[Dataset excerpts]
________
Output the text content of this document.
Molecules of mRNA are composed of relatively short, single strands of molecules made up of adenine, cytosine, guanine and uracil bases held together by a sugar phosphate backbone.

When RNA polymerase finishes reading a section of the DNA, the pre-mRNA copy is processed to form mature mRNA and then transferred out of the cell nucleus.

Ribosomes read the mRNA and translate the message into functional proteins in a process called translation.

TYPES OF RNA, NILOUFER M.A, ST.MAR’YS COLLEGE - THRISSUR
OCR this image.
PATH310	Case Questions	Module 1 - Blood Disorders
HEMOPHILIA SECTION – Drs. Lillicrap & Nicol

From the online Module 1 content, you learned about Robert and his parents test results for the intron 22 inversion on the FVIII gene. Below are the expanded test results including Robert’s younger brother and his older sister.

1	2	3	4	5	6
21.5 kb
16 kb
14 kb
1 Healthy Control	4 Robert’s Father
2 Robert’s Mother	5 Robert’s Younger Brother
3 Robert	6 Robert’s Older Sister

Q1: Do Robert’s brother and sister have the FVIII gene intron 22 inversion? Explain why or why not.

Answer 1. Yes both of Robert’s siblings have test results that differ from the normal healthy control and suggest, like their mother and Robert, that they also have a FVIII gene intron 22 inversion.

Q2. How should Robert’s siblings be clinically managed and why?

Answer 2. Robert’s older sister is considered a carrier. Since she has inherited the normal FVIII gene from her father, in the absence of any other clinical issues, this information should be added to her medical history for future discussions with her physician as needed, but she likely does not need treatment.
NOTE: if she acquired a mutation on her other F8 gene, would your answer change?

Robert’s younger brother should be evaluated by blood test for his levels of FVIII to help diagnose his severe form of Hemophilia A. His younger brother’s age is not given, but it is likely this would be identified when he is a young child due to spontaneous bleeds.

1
________
EXERCISE DESCRIPTION >> Return every record in full, word for word.

COMPLETED TASK >>
Output the text content of this document.
Molecules of mRNA are composed of relatively short, single strands of molecules made up of adenine, cytosine, guanine and uracil bases held together by a sugar phosphate backbone.

When RNA polymerase finishes reading a section of the DNA, the pre-mRNA copy is processed to form mature mRNA and then transferred out of the cell nucleus.

Ribosomes read the mRNA and translate the message into functional proteins in a process called translation.

TYPES OF RNA, NILOUFER M.A, ST.MAR’YS COLLEGE - THRISSUR
OCR this image.
PATH310	Case Questions	Module 1 - Blood Disorders
HEMOPHILIA SECTION – Drs. Lillicrap & Nicol

From the online Module 1 content, you learned about Robert and his parents test results for the intron 22 inversion on the FVIII gene. Below are the expanded test results including Robert’s younger brother and his older sister.

1	2	3	4	5	6
21.5 kb
16 kb
14 kb
1 Healthy Control	4 Robert’s Father
2 Robert’s Mother	5 Robert’s Younger Brother
3 Robert	6 Robert’s Older Sister

Q1: Do Robert’s brother and sister have the FVIII gene intron 22 inversion? Explain why or why not.

Answer 1. Yes both of Robert’s siblings have test results that differ from the normal healthy control and suggest, like their mother and Robert, that they also have a FVIII gene intron 22 inversion.

Q2. How should Robert’s siblings be clinically managed and why?

Answer 2. Robert’s older sister is considered a carrier. Since she has inherited the normal FVIII gene from her father, in the absence of any other clinical issues, this information should be added to her medical history for future discussions with her physician as needed, but she likely does not need treatment.
NOTE: if she acquired a mutation on her other F8 gene, would your answer change?

Robert’s younger brother should be evaluated by blood test for his levels of FVIII to help diagnose his severe form of Hemophilia A. His younger brother’s age is not given, but it is likely this would be identified when he is a young child due to spontaneous bleeds.

1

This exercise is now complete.